◆ The task ◆
Give only the count of lines containing "Survival".

◆ Exercise material ◆

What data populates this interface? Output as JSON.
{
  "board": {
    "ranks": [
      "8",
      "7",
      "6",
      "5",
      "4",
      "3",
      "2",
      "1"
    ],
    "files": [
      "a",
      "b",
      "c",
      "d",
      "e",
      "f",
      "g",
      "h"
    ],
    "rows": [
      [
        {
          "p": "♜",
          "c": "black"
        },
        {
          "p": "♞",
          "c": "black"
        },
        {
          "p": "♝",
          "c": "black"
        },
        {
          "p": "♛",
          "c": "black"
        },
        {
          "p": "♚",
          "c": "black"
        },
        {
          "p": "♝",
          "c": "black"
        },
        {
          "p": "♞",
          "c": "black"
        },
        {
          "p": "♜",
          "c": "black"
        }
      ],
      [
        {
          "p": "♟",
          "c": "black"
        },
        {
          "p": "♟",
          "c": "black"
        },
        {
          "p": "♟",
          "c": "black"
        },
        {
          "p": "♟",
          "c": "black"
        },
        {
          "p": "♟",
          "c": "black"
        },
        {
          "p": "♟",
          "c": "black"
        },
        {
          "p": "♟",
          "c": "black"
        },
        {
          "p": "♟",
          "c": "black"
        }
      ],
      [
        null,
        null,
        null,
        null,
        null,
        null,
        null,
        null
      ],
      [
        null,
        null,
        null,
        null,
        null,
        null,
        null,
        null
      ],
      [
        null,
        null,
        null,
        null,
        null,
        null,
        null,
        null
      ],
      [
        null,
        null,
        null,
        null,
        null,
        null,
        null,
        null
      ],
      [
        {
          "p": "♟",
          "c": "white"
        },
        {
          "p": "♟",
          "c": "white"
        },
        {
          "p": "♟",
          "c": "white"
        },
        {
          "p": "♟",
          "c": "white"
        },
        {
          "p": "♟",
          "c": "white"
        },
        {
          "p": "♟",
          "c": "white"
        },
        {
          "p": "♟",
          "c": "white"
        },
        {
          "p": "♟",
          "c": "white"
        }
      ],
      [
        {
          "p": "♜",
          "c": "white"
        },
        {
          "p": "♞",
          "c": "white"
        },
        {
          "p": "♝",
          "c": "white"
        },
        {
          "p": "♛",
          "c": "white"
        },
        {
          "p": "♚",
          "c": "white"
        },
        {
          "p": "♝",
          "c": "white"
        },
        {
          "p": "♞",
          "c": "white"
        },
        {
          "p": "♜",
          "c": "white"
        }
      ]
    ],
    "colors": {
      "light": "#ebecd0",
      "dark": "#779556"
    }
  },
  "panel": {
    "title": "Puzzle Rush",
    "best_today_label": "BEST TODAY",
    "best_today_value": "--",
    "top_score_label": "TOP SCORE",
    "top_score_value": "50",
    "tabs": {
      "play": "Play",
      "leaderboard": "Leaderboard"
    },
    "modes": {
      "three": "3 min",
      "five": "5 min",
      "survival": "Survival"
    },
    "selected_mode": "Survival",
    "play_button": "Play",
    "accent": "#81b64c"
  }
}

◆ Task answer ◆
2